## Record set
>> Begin
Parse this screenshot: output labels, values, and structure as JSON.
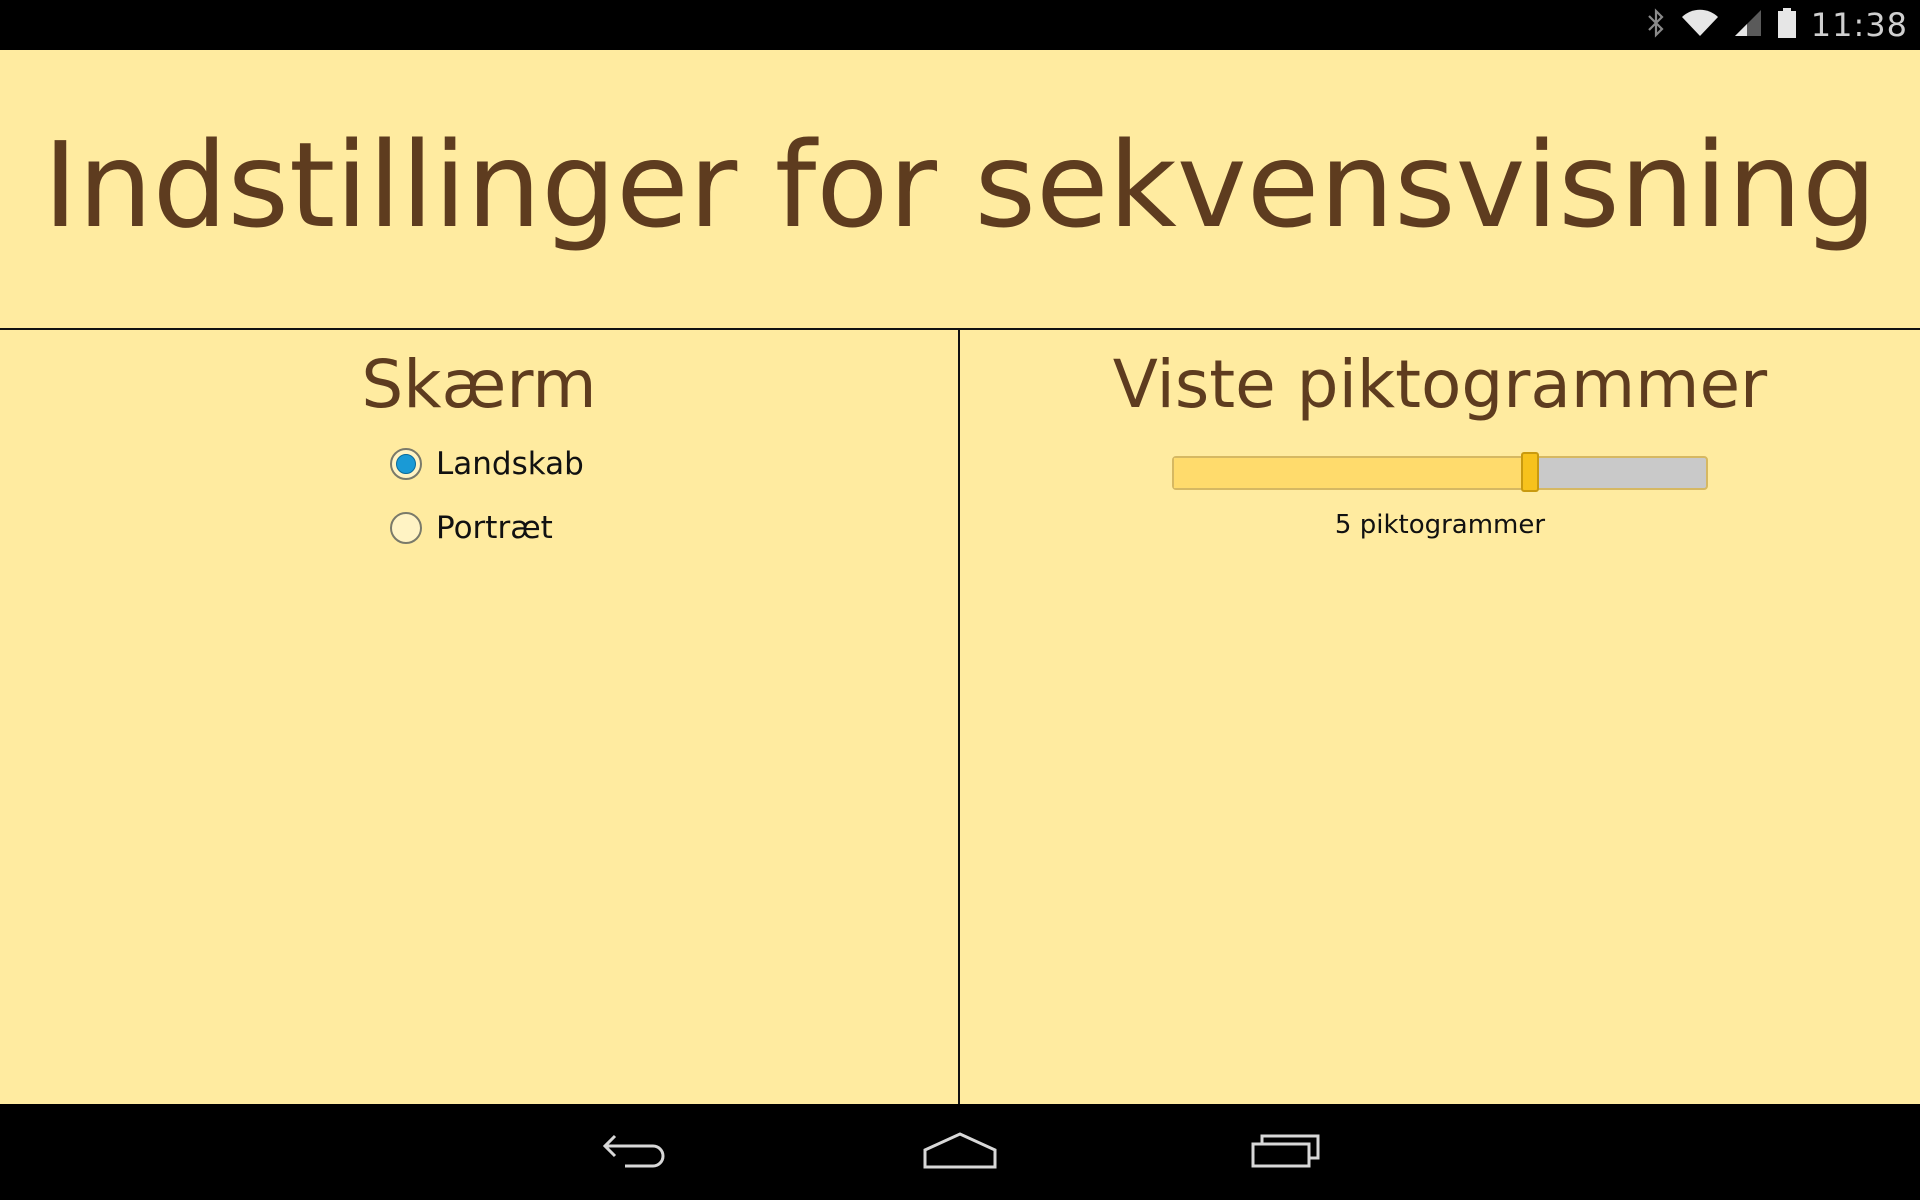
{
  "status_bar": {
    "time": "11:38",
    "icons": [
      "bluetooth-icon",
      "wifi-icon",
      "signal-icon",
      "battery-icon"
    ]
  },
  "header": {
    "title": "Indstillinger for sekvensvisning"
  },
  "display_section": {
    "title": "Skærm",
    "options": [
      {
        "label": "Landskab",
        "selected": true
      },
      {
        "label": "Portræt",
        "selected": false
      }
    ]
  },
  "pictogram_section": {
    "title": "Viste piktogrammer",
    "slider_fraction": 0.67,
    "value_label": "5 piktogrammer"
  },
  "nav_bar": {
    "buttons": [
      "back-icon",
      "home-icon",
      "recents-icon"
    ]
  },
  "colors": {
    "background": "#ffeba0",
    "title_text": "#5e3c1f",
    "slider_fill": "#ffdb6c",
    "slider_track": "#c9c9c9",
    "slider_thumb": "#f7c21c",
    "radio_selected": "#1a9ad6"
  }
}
>> End
>> Begin
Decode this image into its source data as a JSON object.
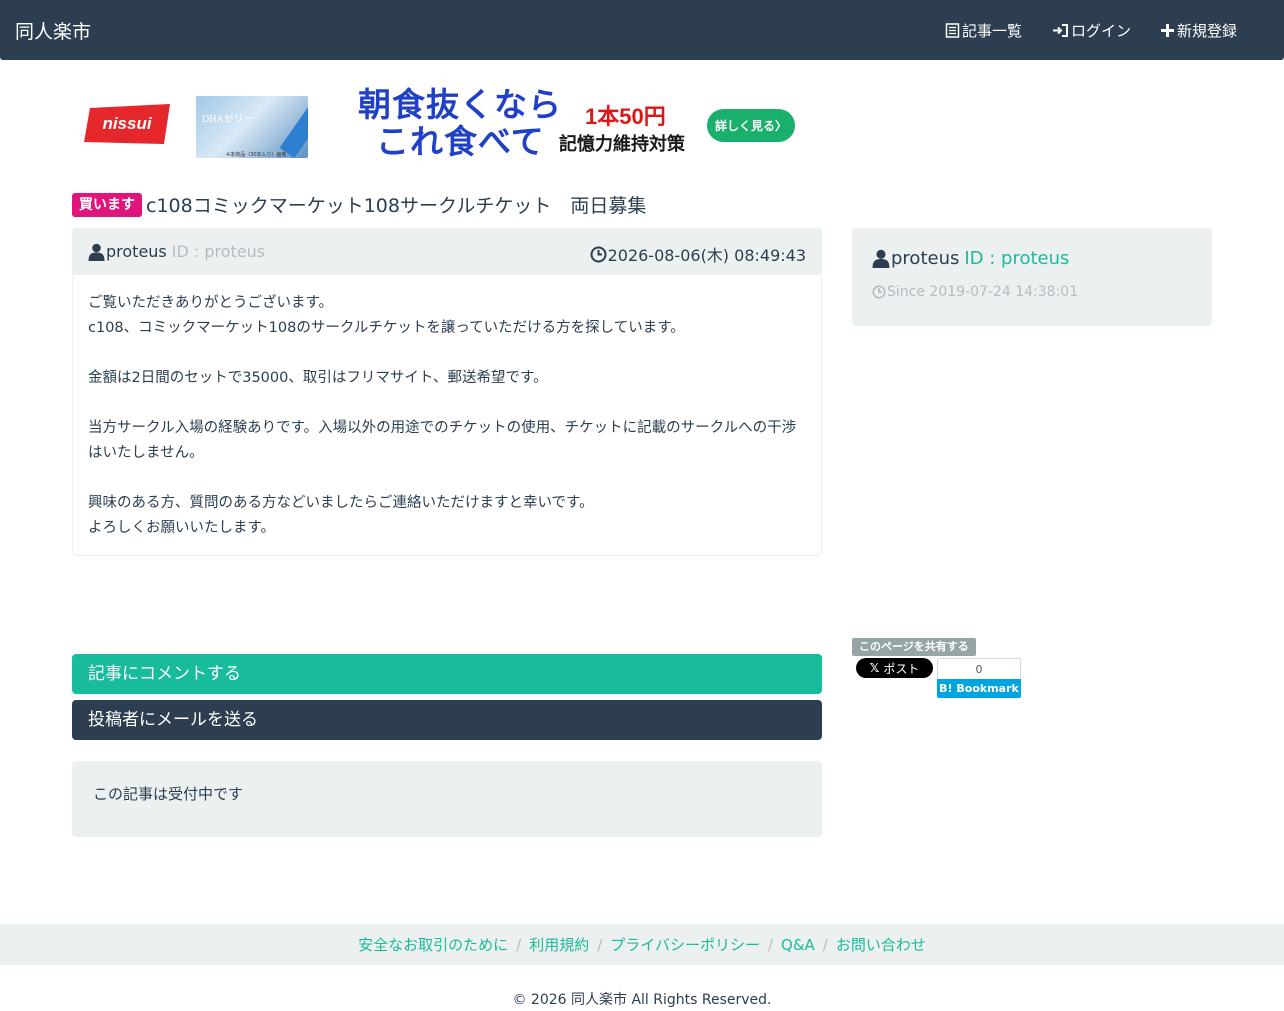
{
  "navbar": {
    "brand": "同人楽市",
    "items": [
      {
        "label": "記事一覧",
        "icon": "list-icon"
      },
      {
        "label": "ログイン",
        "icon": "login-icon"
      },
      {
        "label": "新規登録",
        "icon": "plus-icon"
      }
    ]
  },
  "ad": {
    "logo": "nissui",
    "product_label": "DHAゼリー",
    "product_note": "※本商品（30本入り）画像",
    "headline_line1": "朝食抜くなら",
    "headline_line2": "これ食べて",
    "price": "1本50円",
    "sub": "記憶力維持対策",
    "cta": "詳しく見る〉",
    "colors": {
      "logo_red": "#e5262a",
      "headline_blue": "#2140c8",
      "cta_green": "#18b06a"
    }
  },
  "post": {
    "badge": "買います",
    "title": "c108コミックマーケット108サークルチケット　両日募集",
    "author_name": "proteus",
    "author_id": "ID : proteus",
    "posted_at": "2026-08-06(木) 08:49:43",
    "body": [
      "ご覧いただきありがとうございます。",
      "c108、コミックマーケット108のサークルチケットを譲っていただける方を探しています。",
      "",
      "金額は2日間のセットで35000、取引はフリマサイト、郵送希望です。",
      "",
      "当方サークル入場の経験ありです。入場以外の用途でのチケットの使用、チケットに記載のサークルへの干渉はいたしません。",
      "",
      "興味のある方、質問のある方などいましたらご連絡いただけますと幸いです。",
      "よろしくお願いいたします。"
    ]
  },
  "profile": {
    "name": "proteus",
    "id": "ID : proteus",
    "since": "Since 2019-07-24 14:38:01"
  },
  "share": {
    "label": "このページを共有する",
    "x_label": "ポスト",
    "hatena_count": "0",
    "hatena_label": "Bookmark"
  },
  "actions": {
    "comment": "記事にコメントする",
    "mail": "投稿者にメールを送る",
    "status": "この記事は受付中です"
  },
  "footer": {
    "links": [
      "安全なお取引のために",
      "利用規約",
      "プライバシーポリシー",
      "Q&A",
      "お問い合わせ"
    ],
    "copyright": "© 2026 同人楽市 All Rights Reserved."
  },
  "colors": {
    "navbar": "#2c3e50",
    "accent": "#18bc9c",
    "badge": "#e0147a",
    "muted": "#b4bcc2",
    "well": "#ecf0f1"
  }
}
>> End
>> Begin
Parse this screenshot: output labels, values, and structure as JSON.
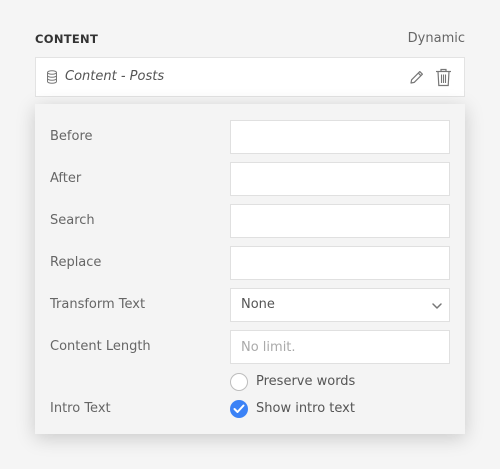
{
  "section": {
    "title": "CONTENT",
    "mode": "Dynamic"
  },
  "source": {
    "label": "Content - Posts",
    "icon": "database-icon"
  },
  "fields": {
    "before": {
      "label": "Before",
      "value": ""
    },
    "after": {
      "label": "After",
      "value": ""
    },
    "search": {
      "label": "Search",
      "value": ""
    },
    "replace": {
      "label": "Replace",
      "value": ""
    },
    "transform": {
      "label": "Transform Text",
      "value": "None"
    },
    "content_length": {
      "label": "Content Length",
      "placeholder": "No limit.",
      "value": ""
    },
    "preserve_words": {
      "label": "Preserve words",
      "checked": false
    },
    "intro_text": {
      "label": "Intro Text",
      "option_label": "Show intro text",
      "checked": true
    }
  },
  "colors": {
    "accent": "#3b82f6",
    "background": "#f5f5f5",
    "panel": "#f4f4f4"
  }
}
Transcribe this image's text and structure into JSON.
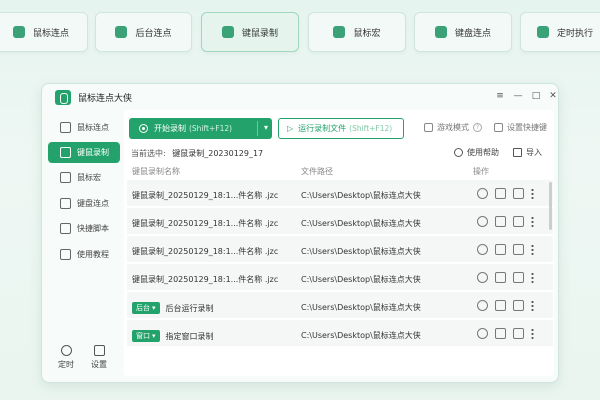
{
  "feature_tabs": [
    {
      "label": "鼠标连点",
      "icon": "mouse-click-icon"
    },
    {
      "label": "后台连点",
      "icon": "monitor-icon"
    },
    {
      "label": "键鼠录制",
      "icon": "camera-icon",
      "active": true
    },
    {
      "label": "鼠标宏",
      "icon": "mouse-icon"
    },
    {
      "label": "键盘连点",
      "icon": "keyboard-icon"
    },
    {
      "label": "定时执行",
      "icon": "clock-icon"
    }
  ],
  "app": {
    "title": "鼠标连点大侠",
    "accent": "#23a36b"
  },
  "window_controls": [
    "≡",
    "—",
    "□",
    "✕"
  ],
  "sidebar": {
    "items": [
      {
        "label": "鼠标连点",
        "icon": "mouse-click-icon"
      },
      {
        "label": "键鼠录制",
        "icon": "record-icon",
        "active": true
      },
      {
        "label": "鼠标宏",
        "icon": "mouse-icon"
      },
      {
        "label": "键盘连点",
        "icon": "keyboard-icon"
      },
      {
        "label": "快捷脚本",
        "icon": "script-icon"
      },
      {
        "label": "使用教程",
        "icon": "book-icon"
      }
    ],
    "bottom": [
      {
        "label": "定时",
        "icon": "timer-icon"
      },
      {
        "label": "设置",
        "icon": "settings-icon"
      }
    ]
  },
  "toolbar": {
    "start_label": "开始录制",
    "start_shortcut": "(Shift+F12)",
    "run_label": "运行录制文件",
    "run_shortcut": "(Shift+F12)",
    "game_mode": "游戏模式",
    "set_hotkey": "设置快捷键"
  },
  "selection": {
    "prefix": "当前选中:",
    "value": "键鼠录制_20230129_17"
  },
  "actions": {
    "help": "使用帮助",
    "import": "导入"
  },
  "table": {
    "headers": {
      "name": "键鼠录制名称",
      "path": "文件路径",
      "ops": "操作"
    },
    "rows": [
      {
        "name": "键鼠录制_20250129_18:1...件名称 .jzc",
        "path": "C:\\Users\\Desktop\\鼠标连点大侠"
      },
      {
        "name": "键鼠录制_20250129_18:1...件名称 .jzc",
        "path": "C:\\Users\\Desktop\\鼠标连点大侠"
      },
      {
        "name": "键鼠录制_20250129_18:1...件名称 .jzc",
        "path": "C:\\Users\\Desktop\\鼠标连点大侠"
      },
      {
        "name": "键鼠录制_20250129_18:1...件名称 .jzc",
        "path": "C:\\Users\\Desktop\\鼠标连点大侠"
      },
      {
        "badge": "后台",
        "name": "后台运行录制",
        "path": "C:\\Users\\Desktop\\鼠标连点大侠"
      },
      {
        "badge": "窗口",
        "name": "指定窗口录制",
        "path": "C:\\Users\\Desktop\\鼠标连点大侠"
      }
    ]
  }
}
>> End
## To be done
Every line that holds the string "keyboard" should be returned.

## Response for this exercise
      "icon": "keyboard-icon"
        "icon": "keyboard-icon"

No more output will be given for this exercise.